- **Collected data**
□ □ □ □ □ □ □
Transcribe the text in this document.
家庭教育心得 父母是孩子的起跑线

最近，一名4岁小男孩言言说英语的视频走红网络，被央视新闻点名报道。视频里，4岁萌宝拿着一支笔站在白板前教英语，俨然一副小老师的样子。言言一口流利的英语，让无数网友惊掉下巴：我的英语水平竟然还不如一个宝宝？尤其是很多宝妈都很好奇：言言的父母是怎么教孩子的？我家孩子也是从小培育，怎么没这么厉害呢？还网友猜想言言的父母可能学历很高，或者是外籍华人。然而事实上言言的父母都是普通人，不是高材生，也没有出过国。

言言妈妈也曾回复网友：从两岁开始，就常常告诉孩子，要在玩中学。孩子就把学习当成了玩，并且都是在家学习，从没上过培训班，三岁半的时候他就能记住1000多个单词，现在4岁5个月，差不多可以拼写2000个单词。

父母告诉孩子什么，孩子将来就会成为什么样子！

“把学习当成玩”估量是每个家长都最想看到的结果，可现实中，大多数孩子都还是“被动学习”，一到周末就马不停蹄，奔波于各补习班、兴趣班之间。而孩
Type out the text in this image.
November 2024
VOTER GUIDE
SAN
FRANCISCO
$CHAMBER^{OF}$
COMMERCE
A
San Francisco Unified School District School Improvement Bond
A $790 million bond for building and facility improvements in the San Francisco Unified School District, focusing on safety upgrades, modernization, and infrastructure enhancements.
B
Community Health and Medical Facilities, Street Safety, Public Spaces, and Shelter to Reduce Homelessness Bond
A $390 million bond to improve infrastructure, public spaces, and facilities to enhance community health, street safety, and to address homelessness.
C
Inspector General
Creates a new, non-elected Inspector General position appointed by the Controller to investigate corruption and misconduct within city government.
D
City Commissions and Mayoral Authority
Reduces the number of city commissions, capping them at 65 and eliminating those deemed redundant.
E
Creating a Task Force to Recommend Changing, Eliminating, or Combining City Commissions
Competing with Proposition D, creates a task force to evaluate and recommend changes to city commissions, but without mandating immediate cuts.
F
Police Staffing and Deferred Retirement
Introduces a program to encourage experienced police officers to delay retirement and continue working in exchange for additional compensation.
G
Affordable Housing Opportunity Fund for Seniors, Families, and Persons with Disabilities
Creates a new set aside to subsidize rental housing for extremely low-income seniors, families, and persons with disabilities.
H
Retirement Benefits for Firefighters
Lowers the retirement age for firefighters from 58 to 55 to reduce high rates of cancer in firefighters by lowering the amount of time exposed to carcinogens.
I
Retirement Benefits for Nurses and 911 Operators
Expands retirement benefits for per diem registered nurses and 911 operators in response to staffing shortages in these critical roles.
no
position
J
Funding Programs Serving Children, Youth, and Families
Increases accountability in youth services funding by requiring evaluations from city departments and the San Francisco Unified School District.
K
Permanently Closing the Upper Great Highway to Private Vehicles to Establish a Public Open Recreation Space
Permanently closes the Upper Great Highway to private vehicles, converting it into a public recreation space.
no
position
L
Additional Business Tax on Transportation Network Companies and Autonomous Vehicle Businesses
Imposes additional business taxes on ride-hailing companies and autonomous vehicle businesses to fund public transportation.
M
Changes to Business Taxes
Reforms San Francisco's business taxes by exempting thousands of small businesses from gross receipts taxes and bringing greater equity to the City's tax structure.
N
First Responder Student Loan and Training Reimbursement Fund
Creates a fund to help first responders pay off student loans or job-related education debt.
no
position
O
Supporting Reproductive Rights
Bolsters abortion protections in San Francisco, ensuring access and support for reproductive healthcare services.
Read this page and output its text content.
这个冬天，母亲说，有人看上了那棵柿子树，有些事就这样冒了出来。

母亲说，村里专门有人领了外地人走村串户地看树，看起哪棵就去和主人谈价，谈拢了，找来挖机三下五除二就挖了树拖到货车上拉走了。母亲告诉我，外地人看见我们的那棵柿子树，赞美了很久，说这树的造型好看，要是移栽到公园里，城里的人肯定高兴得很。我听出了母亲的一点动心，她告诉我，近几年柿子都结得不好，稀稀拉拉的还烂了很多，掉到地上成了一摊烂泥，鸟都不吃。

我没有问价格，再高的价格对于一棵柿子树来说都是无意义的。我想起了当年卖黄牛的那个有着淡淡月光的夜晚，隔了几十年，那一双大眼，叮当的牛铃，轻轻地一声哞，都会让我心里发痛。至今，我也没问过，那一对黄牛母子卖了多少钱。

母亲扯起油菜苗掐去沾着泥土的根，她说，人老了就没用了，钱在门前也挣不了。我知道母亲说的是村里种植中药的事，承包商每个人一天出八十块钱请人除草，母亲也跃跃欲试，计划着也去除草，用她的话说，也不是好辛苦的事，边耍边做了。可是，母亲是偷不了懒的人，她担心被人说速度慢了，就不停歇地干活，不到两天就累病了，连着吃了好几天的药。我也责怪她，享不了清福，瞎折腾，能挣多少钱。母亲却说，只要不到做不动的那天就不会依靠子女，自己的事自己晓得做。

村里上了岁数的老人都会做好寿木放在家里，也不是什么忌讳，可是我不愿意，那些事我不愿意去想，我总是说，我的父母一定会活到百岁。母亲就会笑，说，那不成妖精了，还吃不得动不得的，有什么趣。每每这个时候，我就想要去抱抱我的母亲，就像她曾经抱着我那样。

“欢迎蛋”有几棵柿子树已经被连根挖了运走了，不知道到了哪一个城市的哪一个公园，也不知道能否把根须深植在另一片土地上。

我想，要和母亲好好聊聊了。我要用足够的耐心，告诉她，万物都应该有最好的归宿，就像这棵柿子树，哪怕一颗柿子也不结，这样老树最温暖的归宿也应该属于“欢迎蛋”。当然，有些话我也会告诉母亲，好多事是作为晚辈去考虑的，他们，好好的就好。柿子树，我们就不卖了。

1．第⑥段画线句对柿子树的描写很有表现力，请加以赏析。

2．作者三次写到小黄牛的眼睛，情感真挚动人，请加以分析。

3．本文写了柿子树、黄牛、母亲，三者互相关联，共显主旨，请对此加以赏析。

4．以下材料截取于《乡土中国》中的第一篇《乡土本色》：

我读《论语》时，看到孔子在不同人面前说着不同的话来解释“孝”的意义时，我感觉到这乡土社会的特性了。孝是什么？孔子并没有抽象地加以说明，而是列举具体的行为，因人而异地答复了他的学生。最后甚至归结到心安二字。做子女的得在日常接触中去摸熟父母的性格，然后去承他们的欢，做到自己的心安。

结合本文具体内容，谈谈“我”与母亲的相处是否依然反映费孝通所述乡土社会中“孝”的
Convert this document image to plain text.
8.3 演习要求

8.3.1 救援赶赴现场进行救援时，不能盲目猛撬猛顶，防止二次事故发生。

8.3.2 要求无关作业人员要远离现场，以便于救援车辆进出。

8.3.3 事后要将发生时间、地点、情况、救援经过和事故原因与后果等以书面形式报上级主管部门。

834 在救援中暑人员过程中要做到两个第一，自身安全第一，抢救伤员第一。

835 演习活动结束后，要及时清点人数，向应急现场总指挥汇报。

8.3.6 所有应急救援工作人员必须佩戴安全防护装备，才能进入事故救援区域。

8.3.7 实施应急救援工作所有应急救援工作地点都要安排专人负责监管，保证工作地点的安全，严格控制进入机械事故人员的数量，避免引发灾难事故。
□ □ □ □ □ □ □
Gather each line in the entries above where the string "Unified" is found.

- **Solution below**
San Francisco Unified School District School Improvement Bond
A $790 million bond for building and facility improvements in the San Francisco Unified School District, focusing on safety upgrades, modernization, and infrastructure enhancements.
Increases accountability in youth services funding by requiring evaluations from city departments and the San Francisco Unified School District.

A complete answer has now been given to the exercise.